▶ [SET TASK]:
Report how many lines contain "icon", with no other words.

▶ [RECORDED DATA]:
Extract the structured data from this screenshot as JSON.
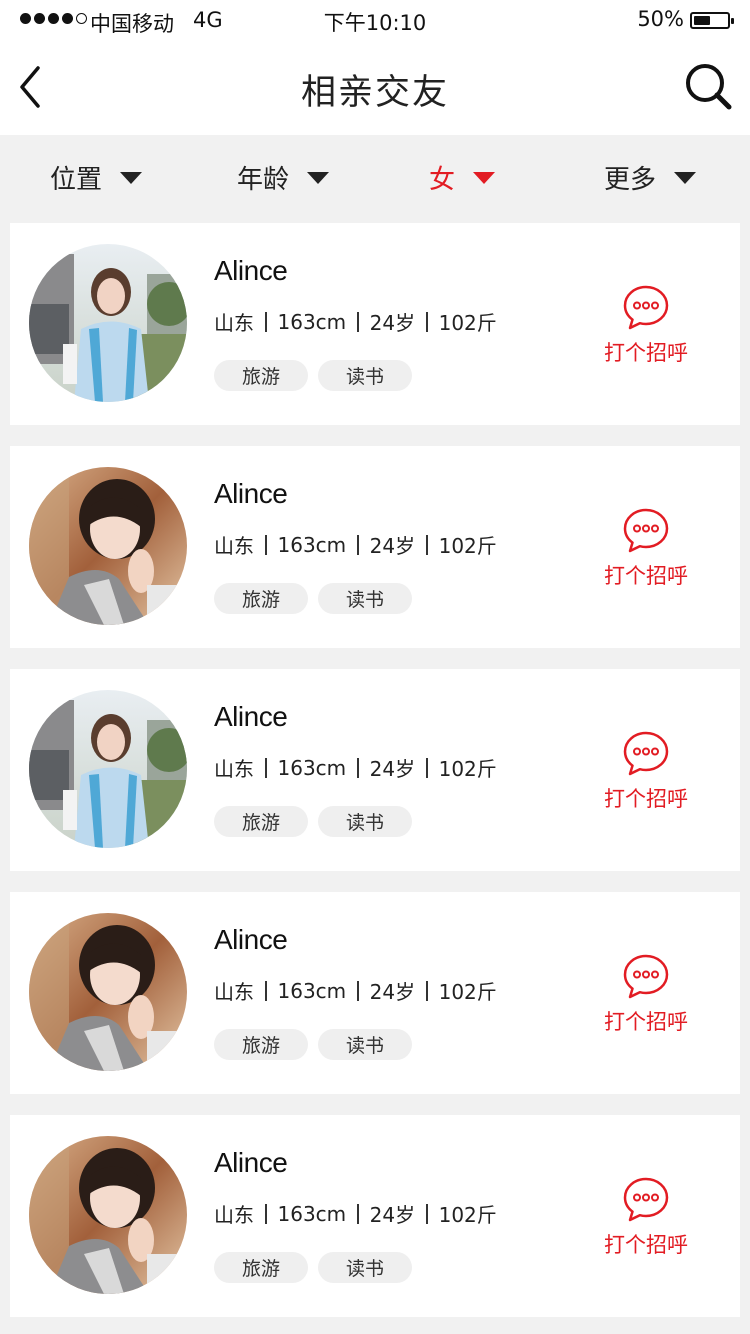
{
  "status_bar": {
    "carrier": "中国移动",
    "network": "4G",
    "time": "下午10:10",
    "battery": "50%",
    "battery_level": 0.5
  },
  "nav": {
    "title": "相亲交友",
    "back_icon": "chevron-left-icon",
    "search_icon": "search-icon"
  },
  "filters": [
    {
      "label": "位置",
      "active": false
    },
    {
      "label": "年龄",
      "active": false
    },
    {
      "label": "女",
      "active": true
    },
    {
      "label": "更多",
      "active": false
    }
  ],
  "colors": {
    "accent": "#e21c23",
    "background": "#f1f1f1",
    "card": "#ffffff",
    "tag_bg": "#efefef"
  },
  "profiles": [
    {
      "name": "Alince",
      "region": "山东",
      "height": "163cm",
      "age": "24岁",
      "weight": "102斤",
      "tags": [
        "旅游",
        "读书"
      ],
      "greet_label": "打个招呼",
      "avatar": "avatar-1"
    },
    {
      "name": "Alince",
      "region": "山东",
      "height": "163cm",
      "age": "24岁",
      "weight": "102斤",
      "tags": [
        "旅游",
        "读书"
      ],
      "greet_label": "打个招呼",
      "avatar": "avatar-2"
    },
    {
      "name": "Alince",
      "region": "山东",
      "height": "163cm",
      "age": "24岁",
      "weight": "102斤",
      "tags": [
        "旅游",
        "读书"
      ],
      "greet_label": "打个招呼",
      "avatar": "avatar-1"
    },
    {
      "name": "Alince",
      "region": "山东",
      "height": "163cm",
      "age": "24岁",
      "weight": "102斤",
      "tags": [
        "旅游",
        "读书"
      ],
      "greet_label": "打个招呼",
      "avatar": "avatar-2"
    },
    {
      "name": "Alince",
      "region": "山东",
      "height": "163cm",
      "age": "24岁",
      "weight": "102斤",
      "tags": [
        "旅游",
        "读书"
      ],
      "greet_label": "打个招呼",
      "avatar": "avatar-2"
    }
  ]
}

==

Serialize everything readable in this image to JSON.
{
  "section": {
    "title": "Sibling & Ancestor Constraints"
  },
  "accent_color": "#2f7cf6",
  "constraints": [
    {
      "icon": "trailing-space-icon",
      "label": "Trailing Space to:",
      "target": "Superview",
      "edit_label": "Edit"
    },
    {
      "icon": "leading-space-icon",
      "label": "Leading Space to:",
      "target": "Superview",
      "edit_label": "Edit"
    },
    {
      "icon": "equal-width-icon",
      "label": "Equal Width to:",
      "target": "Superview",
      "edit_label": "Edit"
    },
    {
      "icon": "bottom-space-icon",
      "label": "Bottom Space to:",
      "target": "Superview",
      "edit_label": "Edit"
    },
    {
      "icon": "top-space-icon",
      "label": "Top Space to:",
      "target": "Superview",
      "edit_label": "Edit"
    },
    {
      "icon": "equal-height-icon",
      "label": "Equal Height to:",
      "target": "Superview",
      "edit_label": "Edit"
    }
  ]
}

▶ [WORKED SOLUTION]:
8